++++ Stored rows ++++
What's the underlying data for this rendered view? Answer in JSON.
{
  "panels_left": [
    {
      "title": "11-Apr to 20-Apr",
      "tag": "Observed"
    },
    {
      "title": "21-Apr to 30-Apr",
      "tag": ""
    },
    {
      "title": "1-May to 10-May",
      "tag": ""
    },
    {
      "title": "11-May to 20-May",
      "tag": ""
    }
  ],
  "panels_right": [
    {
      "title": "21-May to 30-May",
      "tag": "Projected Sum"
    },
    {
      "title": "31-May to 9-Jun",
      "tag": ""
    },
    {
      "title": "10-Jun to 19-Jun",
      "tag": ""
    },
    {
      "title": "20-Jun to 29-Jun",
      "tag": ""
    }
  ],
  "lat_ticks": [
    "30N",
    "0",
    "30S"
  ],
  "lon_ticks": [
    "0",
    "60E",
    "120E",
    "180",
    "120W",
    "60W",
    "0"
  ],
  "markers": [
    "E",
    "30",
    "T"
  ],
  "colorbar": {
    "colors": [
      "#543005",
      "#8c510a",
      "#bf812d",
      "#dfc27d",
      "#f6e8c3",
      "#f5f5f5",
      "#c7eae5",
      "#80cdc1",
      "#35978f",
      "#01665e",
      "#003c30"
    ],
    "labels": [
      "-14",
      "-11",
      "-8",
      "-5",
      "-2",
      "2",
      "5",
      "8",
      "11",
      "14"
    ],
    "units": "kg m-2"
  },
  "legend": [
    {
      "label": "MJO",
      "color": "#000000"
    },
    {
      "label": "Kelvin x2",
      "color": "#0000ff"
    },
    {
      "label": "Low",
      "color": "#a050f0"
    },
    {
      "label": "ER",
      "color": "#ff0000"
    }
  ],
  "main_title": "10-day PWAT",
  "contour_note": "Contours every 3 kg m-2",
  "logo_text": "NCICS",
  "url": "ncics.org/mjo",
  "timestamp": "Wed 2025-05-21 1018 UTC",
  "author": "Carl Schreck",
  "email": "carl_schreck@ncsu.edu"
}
++++
Exactly reproduce every line of the data above.

__Problem solution__:
What's the underlying data for this rendered view? Answer in JSON.
{
  "panels_left": [
    {
      "title": "11-Apr to 20-Apr",
      "tag": "Observed"
    },
    {
      "title": "21-Apr to 30-Apr",
      "tag": ""
    },
    {
      "title": "1-May to 10-May",
      "tag": ""
    },
    {
      "title": "11-May to 20-May",
      "tag": ""
    }
  ],
  "panels_right": [
    {
      "title": "21-May to 30-May",
      "tag": "Projected Sum"
    },
    {
      "title": "31-May to 9-Jun",
      "tag": ""
    },
    {
      "title": "10-Jun to 19-Jun",
      "tag": ""
    },
    {
      "title": "20-Jun to 29-Jun",
      "tag": ""
    }
  ],
  "lat_ticks": [
    "30N",
    "0",
    "30S"
  ],
  "lon_ticks": [
    "0",
    "60E",
    "120E",
    "180",
    "120W",
    "60W",
    "0"
  ],
  "markers": [
    "E",
    "30",
    "T"
  ],
  "colorbar": {
    "colors": [
      "#543005",
      "#8c510a",
      "#bf812d",
      "#dfc27d",
      "#f6e8c3",
      "#f5f5f5",
      "#c7eae5",
      "#80cdc1",
      "#35978f",
      "#01665e",
      "#003c30"
    ],
    "labels": [
      "-14",
      "-11",
      "-8",
      "-5",
      "-2",
      "2",
      "5",
      "8",
      "11",
      "14"
    ],
    "units": "kg m-2"
  },
  "legend": [
    {
      "label": "MJO",
      "color": "#000000"
    },
    {
      "label": "Kelvin x2",
      "color": "#0000ff"
    },
    {
      "label": "Low",
      "color": "#a050f0"
    },
    {
      "label": "ER",
      "color": "#ff0000"
    }
  ],
  "main_title": "10-day PWAT",
  "contour_note": "Contours every 3 kg m-2",
  "logo_text": "NCICS",
  "url": "ncics.org/mjo",
  "timestamp": "Wed 2025-05-21 1018 UTC",
  "author": "Carl Schreck",
  "email": "carl_schreck@ncsu.edu"
}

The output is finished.